▶ Problem description: Exactly as written, please set down all of the entries again, with no pictures.

▶ Exercise data:
______
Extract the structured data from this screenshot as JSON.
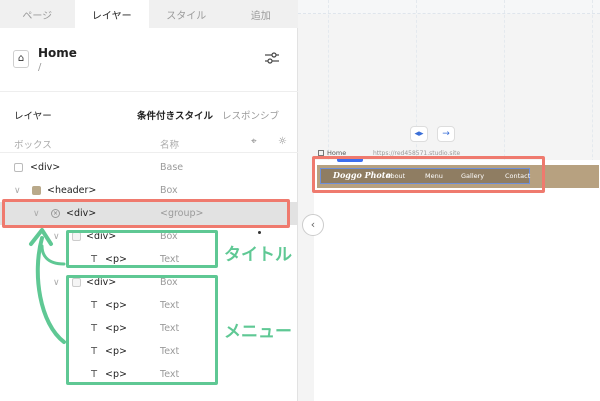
{
  "tabs": [
    {
      "label": "ページ",
      "active": false
    },
    {
      "label": "レイヤー",
      "active": true
    },
    {
      "label": "スタイル",
      "active": false
    },
    {
      "label": "追加",
      "active": false
    }
  ],
  "page": {
    "title": "Home",
    "path": "/"
  },
  "layer_tabs": {
    "layer": "レイヤー",
    "conditional": "条件付きスタイル",
    "responsive": "レスポンシブ"
  },
  "columns": {
    "box": "ボックス",
    "name": "名称"
  },
  "layers": [
    {
      "name": "<div>",
      "type": "Base"
    },
    {
      "name": "<header>",
      "type": "Box"
    },
    {
      "name": "<div>",
      "type": "<group>",
      "selected": true
    },
    {
      "name": "<div>",
      "type": "Box"
    },
    {
      "name": "<p>",
      "type": "Text"
    },
    {
      "name": "<div>",
      "type": "Box"
    },
    {
      "name": "<p>",
      "type": "Text"
    },
    {
      "name": "<p>",
      "type": "Text"
    },
    {
      "name": "<p>",
      "type": "Text"
    },
    {
      "name": "<p>",
      "type": "Text"
    }
  ],
  "canvas": {
    "frame_label": "Home",
    "url": "https://red458571.studio.site",
    "logo": "Doggo Photo",
    "menu": [
      "About",
      "Menu",
      "Gallery",
      "Contact"
    ],
    "header_color": "#b7a180"
  },
  "annotations": {
    "title_label": "タイトル",
    "menu_label": "メニュー",
    "highlight_red": "#ef7a6e",
    "highlight_green": "#5fc894"
  },
  "icons": {
    "home": "home-icon",
    "settings": "sliders-icon",
    "collapse": "chevron-left-icon"
  }
}
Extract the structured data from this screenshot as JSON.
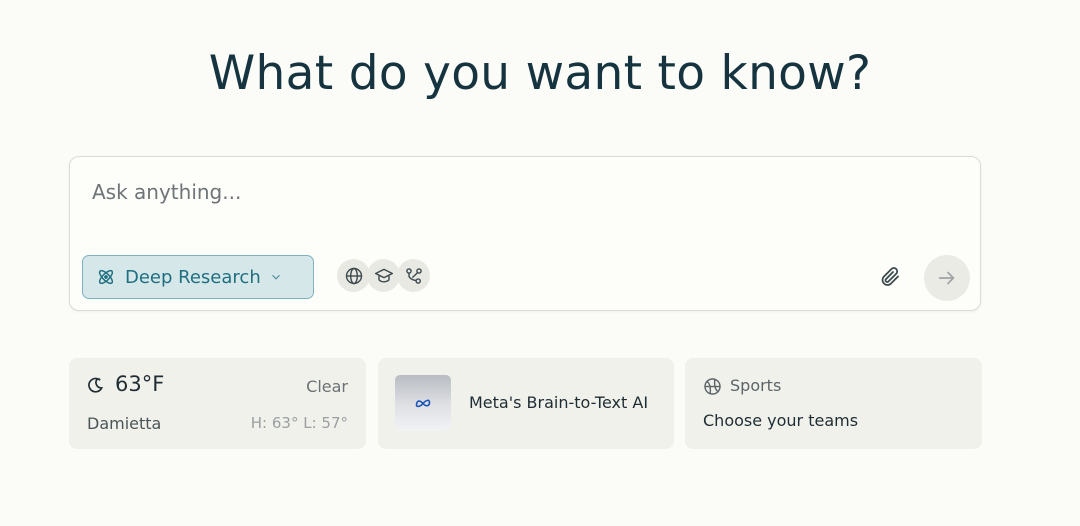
{
  "headline": "What do you want to know?",
  "search": {
    "placeholder": "Ask anything...",
    "value": ""
  },
  "mode": {
    "label": "Deep Research",
    "icon": "atom-icon"
  },
  "tools": [
    {
      "icon": "globe-icon"
    },
    {
      "icon": "graduation-cap-icon"
    },
    {
      "icon": "network-icon"
    }
  ],
  "actions": {
    "attach_icon": "paperclip-icon",
    "submit_icon": "arrow-right-icon"
  },
  "weather": {
    "icon": "moon-icon",
    "temp": "63°F",
    "condition": "Clear",
    "city": "Damietta",
    "high_low": "H: 63° L: 57°"
  },
  "news": {
    "thumb_icon": "meta-logo-icon",
    "title": "Meta's Brain-to-Text AI"
  },
  "sports": {
    "icon": "basketball-icon",
    "label": "Sports",
    "subtitle": "Choose your teams"
  },
  "colors": {
    "background": "#fbfbf7",
    "accent": "#1f6f80",
    "accent_bg": "#d6e7ea",
    "card_bg": "#f1f1ec"
  }
}
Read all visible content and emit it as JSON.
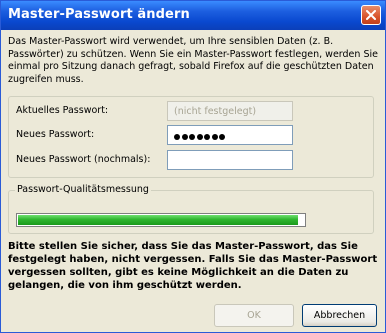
{
  "window": {
    "title": "Master-Passwort ändern"
  },
  "intro": "Das Master-Passwort wird verwendet, um Ihre sensiblen Daten (z. B. Passwörter) zu schützen. Wenn Sie ein Master-Passwort festlegen, werden Sie einmal pro Sitzung danach gefragt, sobald Firefox auf die geschützten Daten zugreifen muss.",
  "fields": {
    "current_label": "Aktuelles Passwort:",
    "current_value": "(nicht festgelegt)",
    "new_label": "Neues Passwort:",
    "new_masked_length": 7,
    "confirm_label": "Neues Passwort (nochmals):",
    "confirm_value": ""
  },
  "quality": {
    "label": "Passwort-Qualitätsmessung",
    "fraction": 0.98
  },
  "warning": "Bitte stellen Sie sicher, dass Sie das Master-Passwort, das Sie festgelegt haben, nicht vergessen. Falls Sie das Master-Passwort vergessen sollten, gibt es keine Möglichkeit an die Daten zu gelangen, die von ihm geschützt werden.",
  "buttons": {
    "ok": "OK",
    "cancel": "Abbrechen"
  },
  "colors": {
    "titlebar": "#0a49d0",
    "dialog_bg": "#ECE9D8",
    "meter_fill": "#2fb52f"
  }
}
______
▶ Written response:
Extract the structured data from this screenshot as JSON.
{
  "tabs": [
    {
      "label": "ページ",
      "active": false
    },
    {
      "label": "レイヤー",
      "active": true
    },
    {
      "label": "スタイル",
      "active": false
    },
    {
      "label": "追加",
      "active": false
    }
  ],
  "page": {
    "title": "Home",
    "path": "/"
  },
  "layer_tabs": {
    "layer": "レイヤー",
    "conditional": "条件付きスタイル",
    "responsive": "レスポンシブ"
  },
  "columns": {
    "box": "ボックス",
    "name": "名称"
  },
  "layers": [
    {
      "name": "<div>",
      "type": "Base"
    },
    {
      "name": "<header>",
      "type": "Box"
    },
    {
      "name": "<div>",
      "type": "<group>",
      "selected": true
    },
    {
      "name": "<div>",
      "type": "Box"
    },
    {
      "name": "<p>",
      "type": "Text"
    },
    {
      "name": "<div>",
      "type": "Box"
    },
    {
      "name": "<p>",
      "type": "Text"
    },
    {
      "name": "<p>",
      "type": "Text"
    },
    {
      "name": "<p>",
      "type": "Text"
    },
    {
      "name": "<p>",
      "type": "Text"
    }
  ],
  "canvas": {
    "frame_label": "Home",
    "url": "https://red458571.studio.site",
    "logo": "Doggo Photo",
    "menu": [
      "About",
      "Menu",
      "Gallery",
      "Contact"
    ],
    "header_color": "#b7a180"
  },
  "annotations": {
    "title_label": "タイトル",
    "menu_label": "メニュー",
    "highlight_red": "#ef7a6e",
    "highlight_green": "#5fc894"
  },
  "icons": {
    "home": "home-icon",
    "settings": "sliders-icon",
    "collapse": "chevron-left-icon"
  }
}
Extract the structured data from this screenshot as JSON.
{
  "headline": "What do you want to know?",
  "search": {
    "placeholder": "Ask anything...",
    "value": ""
  },
  "mode": {
    "label": "Deep Research",
    "icon": "atom-icon"
  },
  "tools": [
    {
      "icon": "globe-icon"
    },
    {
      "icon": "graduation-cap-icon"
    },
    {
      "icon": "network-icon"
    }
  ],
  "actions": {
    "attach_icon": "paperclip-icon",
    "submit_icon": "arrow-right-icon"
  },
  "weather": {
    "icon": "moon-icon",
    "temp": "63°F",
    "condition": "Clear",
    "city": "Damietta",
    "high_low": "H: 63° L: 57°"
  },
  "news": {
    "thumb_icon": "meta-logo-icon",
    "title": "Meta's Brain-to-Text AI"
  },
  "sports": {
    "icon": "basketball-icon",
    "label": "Sports",
    "subtitle": "Choose your teams"
  },
  "colors": {
    "background": "#fbfbf7",
    "accent": "#1f6f80",
    "accent_bg": "#d6e7ea",
    "card_bg": "#f1f1ec"
  }
}
Read all visible content and emit it as JSON.
{
  "window": {
    "title": "Master-Passwort ändern"
  },
  "intro": "Das Master-Passwort wird verwendet, um Ihre sensiblen Daten (z. B. Passwörter) zu schützen. Wenn Sie ein Master-Passwort festlegen, werden Sie einmal pro Sitzung danach gefragt, sobald Firefox auf die geschützten Daten zugreifen muss.",
  "fields": {
    "current_label": "Aktuelles Passwort:",
    "current_value": "(nicht festgelegt)",
    "new_label": "Neues Passwort:",
    "new_masked_length": 7,
    "confirm_label": "Neues Passwort (nochmals):",
    "confirm_value": ""
  },
  "quality": {
    "label": "Passwort-Qualitätsmessung",
    "fraction": 0.98
  },
  "warning": "Bitte stellen Sie sicher, dass Sie das Master-Passwort, das Sie festgelegt haben, nicht vergessen. Falls Sie das Master-Passwort vergessen sollten, gibt es keine Möglichkeit an die Daten zu gelangen, die von ihm geschützt werden.",
  "buttons": {
    "ok": "OK",
    "cancel": "Abbrechen"
  },
  "colors": {
    "titlebar": "#0a49d0",
    "dialog_bg": "#ECE9D8",
    "meter_fill": "#2fb52f"
  }
}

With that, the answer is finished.